→ Problem description
Write out each line exactly as it stands, please.

(Dataset records)
* Begin *

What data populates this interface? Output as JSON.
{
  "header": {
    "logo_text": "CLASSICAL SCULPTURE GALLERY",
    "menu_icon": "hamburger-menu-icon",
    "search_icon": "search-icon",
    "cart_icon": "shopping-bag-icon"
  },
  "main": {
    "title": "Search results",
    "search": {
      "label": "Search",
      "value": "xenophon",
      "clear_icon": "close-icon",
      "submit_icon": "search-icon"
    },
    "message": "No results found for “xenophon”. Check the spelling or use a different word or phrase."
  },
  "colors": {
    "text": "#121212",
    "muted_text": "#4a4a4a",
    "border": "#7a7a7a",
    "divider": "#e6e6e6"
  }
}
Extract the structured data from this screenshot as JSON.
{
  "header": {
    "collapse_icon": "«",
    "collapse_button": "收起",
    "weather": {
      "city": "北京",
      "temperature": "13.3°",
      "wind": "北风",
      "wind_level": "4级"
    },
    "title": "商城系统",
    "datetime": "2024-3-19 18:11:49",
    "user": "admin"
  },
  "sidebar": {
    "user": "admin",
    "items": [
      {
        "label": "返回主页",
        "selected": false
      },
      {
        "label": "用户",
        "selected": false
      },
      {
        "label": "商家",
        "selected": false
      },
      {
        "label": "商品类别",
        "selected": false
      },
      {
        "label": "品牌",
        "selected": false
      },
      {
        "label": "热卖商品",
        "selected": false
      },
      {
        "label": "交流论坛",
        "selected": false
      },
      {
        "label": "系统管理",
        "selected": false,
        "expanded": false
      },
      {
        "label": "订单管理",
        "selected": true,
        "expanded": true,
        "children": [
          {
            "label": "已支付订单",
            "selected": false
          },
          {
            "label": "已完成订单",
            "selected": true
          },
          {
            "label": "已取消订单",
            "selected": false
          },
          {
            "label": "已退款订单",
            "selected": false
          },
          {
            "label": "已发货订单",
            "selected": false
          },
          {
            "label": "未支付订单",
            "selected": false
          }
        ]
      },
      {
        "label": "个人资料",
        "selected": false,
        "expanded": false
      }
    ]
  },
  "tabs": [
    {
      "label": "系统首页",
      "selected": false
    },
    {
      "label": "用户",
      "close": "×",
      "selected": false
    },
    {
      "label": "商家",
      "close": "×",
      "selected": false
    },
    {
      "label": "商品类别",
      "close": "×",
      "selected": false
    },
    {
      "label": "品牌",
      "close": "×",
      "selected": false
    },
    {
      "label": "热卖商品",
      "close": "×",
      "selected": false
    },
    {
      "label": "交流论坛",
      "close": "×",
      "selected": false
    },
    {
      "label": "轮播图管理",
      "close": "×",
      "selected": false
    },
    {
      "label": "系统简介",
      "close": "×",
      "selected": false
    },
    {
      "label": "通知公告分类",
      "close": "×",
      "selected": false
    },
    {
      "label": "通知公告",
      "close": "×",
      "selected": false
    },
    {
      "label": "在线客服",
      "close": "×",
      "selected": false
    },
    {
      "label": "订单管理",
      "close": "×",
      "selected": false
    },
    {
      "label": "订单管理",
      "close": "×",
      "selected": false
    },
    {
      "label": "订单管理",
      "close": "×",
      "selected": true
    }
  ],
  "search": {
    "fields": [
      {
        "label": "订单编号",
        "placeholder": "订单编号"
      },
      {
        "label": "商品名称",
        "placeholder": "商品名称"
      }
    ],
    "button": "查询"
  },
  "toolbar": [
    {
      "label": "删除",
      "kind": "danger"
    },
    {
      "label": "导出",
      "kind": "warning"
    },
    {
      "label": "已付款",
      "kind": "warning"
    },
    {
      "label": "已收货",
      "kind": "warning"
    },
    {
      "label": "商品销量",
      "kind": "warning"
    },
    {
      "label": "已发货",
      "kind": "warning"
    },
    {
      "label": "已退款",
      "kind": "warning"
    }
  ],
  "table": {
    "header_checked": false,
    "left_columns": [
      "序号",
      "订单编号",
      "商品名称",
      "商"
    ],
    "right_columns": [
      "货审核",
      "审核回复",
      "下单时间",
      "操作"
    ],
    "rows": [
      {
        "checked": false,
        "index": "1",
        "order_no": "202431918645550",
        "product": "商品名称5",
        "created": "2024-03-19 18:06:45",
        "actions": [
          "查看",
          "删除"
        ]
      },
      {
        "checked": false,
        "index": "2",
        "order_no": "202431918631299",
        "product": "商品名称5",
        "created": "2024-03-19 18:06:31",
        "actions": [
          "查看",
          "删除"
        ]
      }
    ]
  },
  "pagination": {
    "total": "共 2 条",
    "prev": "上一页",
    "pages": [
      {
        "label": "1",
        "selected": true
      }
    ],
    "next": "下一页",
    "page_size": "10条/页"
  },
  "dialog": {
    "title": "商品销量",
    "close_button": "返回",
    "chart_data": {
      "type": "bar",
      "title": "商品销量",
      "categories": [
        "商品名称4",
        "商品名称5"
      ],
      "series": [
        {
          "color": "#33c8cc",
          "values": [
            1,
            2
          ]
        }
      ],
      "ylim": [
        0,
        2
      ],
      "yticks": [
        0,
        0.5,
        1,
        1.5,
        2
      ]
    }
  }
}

* End *

→ Response to this task
What data populates this interface? Output as JSON.
{
  "header": {
    "logo_text": "CLASSICAL SCULPTURE GALLERY",
    "menu_icon": "hamburger-menu-icon",
    "search_icon": "search-icon",
    "cart_icon": "shopping-bag-icon"
  },
  "main": {
    "title": "Search results",
    "search": {
      "label": "Search",
      "value": "xenophon",
      "clear_icon": "close-icon",
      "submit_icon": "search-icon"
    },
    "message": "No results found for “xenophon”. Check the spelling or use a different word or phrase."
  },
  "colors": {
    "text": "#121212",
    "muted_text": "#4a4a4a",
    "border": "#7a7a7a",
    "divider": "#e6e6e6"
  }
}
Extract the structured data from this screenshot as JSON.
{
  "header": {
    "collapse_icon": "«",
    "collapse_button": "收起",
    "weather": {
      "city": "北京",
      "temperature": "13.3°",
      "wind": "北风",
      "wind_level": "4级"
    },
    "title": "商城系统",
    "datetime": "2024-3-19 18:11:49",
    "user": "admin"
  },
  "sidebar": {
    "user": "admin",
    "items": [
      {
        "label": "返回主页",
        "selected": false
      },
      {
        "label": "用户",
        "selected": false
      },
      {
        "label": "商家",
        "selected": false
      },
      {
        "label": "商品类别",
        "selected": false
      },
      {
        "label": "品牌",
        "selected": false
      },
      {
        "label": "热卖商品",
        "selected": false
      },
      {
        "label": "交流论坛",
        "selected": false
      },
      {
        "label": "系统管理",
        "selected": false,
        "expanded": false
      },
      {
        "label": "订单管理",
        "selected": true,
        "expanded": true,
        "children": [
          {
            "label": "已支付订单",
            "selected": false
          },
          {
            "label": "已完成订单",
            "selected": true
          },
          {
            "label": "已取消订单",
            "selected": false
          },
          {
            "label": "已退款订单",
            "selected": false
          },
          {
            "label": "已发货订单",
            "selected": false
          },
          {
            "label": "未支付订单",
            "selected": false
          }
        ]
      },
      {
        "label": "个人资料",
        "selected": false,
        "expanded": false
      }
    ]
  },
  "tabs": [
    {
      "label": "系统首页",
      "selected": false
    },
    {
      "label": "用户",
      "close": "×",
      "selected": false
    },
    {
      "label": "商家",
      "close": "×",
      "selected": false
    },
    {
      "label": "商品类别",
      "close": "×",
      "selected": false
    },
    {
      "label": "品牌",
      "close": "×",
      "selected": false
    },
    {
      "label": "热卖商品",
      "close": "×",
      "selected": false
    },
    {
      "label": "交流论坛",
      "close": "×",
      "selected": false
    },
    {
      "label": "轮播图管理",
      "close": "×",
      "selected": false
    },
    {
      "label": "系统简介",
      "close": "×",
      "selected": false
    },
    {
      "label": "通知公告分类",
      "close": "×",
      "selected": false
    },
    {
      "label": "通知公告",
      "close": "×",
      "selected": false
    },
    {
      "label": "在线客服",
      "close": "×",
      "selected": false
    },
    {
      "label": "订单管理",
      "close": "×",
      "selected": false
    },
    {
      "label": "订单管理",
      "close": "×",
      "selected": false
    },
    {
      "label": "订单管理",
      "close": "×",
      "selected": true
    }
  ],
  "search": {
    "fields": [
      {
        "label": "订单编号",
        "placeholder": "订单编号"
      },
      {
        "label": "商品名称",
        "placeholder": "商品名称"
      }
    ],
    "button": "查询"
  },
  "toolbar": [
    {
      "label": "删除",
      "kind": "danger"
    },
    {
      "label": "导出",
      "kind": "warning"
    },
    {
      "label": "已付款",
      "kind": "warning"
    },
    {
      "label": "已收货",
      "kind": "warning"
    },
    {
      "label": "商品销量",
      "kind": "warning"
    },
    {
      "label": "已发货",
      "kind": "warning"
    },
    {
      "label": "已退款",
      "kind": "warning"
    }
  ],
  "table": {
    "header_checked": false,
    "left_columns": [
      "序号",
      "订单编号",
      "商品名称",
      "商"
    ],
    "right_columns": [
      "货审核",
      "审核回复",
      "下单时间",
      "操作"
    ],
    "rows": [
      {
        "checked": false,
        "index": "1",
        "order_no": "202431918645550",
        "product": "商品名称5",
        "created": "2024-03-19 18:06:45",
        "actions": [
          "查看",
          "删除"
        ]
      },
      {
        "checked": false,
        "index": "2",
        "order_no": "202431918631299",
        "product": "商品名称5",
        "created": "2024-03-19 18:06:31",
        "actions": [
          "查看",
          "删除"
        ]
      }
    ]
  },
  "pagination": {
    "total": "共 2 条",
    "prev": "上一页",
    "pages": [
      {
        "label": "1",
        "selected": true
      }
    ],
    "next": "下一页",
    "page_size": "10条/页"
  },
  "dialog": {
    "title": "商品销量",
    "close_button": "返回",
    "chart_data": {
      "type": "bar",
      "title": "商品销量",
      "categories": [
        "商品名称4",
        "商品名称5"
      ],
      "series": [
        {
          "color": "#33c8cc",
          "values": [
            1,
            2
          ]
        }
      ],
      "ylim": [
        0,
        2
      ],
      "yticks": [
        0,
        0.5,
        1,
        1.5,
        2
      ]
    }
  }
}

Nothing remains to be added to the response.